Testing is a vital phase in software development and an absolute must for flawless software aligned with customer needs. Testing software manually can consume a significant amount of time and effort when done by individuals lacking experience and the necessary skills in this area.
But what about machines? This is precisely what we’ll be discussing in this article — automation testing with Selenium.
Selenium is one of the most popular and widely used open-source frameworks for web automation that accelerates testing, minimizing human errors and ensuring consistent test results. However, similar to any framework or tool, it comes with its set of advantages and disadvantages. The following article addresses the main limitations and challenges in automation testing with Selenium, along with potential solutions to tackle them.
Main Challenges in Selenium
So, without further ado, let’s review the most common challenges in automation testing:
1. Popups and Alerts Handling
In web automation, an alert is a message box that contains information or notifications for the user. It may require additional actions, such as entering data, or ask for permission to proceed with the next steps. Interacting with a web application involves dealing with different types of popups and alerts. Among them, we can define the following groups:
- Browser level notifications
- Web-based alerts (JavaScript alerts)
---
What you will do
**a)** Based on the Selenium testing article, explain why manual software testing can be costly.
**b)** Which two groups of popups and alerts does the Selenium testing article define?

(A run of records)
---
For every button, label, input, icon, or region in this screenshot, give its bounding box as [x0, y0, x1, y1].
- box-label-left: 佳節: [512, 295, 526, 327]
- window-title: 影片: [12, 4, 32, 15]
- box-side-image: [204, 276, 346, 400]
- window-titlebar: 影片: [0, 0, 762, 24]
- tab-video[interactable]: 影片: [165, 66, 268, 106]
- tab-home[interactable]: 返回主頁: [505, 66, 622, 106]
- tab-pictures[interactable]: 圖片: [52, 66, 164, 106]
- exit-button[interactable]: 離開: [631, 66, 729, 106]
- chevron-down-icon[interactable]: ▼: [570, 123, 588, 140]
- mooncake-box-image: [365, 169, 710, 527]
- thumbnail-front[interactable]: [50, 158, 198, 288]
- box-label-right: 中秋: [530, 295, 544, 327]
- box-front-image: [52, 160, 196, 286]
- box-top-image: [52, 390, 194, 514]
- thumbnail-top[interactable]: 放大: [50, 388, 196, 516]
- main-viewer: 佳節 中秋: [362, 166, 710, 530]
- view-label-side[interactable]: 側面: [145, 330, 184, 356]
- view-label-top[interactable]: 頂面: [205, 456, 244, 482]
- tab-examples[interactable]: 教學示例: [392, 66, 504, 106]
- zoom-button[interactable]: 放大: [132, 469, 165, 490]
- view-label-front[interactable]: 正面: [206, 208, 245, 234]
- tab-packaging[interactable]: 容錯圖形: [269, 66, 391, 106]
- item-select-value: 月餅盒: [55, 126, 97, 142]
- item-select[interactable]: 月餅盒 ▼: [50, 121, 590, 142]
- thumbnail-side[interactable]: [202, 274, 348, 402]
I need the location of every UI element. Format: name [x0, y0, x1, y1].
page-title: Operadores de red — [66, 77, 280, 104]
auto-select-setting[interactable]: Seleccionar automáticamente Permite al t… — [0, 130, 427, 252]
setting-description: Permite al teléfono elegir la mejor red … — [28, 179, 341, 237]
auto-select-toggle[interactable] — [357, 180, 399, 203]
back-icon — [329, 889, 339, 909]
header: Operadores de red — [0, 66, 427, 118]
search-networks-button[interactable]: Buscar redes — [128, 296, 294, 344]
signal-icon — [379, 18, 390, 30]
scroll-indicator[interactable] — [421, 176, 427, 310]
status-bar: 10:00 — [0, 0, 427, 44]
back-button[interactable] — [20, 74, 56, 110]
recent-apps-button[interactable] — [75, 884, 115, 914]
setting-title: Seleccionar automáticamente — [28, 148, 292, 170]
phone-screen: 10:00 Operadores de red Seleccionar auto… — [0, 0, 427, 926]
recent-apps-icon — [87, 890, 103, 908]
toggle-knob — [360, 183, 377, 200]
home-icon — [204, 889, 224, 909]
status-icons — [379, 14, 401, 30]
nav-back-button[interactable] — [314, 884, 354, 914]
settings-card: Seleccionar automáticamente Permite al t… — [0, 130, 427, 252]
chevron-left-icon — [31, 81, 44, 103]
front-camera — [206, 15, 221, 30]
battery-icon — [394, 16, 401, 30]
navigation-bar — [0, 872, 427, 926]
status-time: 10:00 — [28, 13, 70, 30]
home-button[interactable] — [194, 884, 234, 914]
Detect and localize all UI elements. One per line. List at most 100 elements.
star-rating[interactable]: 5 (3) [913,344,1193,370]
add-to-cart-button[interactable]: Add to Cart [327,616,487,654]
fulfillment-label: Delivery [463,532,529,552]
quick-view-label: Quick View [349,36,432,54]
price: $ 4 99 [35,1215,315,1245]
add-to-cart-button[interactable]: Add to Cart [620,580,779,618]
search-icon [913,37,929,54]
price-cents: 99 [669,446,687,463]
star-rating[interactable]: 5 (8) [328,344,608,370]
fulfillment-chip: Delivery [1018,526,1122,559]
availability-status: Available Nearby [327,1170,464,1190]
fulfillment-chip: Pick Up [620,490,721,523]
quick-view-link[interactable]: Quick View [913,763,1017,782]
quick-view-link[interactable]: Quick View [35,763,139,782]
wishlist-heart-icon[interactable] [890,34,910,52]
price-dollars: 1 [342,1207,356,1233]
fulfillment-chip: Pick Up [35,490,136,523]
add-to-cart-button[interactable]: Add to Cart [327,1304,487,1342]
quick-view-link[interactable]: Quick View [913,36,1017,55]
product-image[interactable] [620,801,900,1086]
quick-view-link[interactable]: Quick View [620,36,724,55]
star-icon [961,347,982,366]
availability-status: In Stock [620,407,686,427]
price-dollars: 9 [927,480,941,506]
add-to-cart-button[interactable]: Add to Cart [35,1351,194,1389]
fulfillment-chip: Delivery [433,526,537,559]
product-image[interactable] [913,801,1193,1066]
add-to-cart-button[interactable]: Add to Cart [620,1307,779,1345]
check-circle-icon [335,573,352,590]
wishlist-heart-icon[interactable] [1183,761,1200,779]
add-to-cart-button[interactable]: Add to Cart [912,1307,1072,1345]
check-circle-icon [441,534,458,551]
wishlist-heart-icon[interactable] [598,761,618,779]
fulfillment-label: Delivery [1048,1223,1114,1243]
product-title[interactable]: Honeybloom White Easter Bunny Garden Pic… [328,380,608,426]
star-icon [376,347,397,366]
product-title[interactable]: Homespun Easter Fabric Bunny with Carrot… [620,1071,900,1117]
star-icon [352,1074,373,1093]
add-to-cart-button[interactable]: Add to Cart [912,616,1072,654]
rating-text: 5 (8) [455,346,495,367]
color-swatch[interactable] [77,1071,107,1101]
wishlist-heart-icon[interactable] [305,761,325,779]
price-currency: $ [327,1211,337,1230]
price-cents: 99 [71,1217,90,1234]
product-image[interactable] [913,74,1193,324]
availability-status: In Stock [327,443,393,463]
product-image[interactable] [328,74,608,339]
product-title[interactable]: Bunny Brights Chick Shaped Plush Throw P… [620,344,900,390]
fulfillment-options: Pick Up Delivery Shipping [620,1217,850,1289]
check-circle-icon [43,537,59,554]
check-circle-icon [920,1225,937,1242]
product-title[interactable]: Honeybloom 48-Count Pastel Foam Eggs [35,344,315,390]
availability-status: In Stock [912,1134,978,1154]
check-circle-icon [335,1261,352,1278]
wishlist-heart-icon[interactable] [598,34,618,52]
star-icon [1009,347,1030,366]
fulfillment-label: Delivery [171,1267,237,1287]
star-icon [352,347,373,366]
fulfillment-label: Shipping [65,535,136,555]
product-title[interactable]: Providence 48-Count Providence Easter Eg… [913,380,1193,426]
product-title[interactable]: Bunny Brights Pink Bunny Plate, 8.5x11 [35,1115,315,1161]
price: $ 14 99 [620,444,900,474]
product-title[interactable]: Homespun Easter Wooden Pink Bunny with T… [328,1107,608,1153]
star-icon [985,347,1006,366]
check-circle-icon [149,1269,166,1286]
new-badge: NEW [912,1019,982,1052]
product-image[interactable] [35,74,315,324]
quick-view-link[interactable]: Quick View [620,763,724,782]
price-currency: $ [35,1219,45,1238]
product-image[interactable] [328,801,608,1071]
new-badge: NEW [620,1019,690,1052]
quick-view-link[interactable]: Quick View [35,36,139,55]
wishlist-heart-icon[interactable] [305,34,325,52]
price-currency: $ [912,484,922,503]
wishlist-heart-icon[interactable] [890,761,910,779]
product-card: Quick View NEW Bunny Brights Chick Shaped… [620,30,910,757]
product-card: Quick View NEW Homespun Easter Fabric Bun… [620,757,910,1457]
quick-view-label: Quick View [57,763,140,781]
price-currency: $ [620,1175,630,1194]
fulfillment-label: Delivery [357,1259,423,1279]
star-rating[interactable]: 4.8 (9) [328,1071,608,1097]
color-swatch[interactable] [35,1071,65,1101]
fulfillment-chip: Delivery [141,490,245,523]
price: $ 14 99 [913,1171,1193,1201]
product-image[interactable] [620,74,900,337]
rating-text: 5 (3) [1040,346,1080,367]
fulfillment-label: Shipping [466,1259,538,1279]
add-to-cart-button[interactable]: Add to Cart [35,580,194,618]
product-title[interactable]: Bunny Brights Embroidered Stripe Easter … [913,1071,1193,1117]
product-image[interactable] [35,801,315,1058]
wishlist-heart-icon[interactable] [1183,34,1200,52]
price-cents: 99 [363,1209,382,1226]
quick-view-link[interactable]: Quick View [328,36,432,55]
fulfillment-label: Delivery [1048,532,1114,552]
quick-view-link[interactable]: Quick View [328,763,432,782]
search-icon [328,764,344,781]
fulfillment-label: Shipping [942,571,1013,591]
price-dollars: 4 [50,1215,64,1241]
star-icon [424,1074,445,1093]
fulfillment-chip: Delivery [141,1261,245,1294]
---
Answers
**a)** Manual testing can take a significant amount of time and effort when it is done by people who lack experience and the necessary skills in testing.

**b)** Browser level notifications and web-based alerts (JavaScript alerts).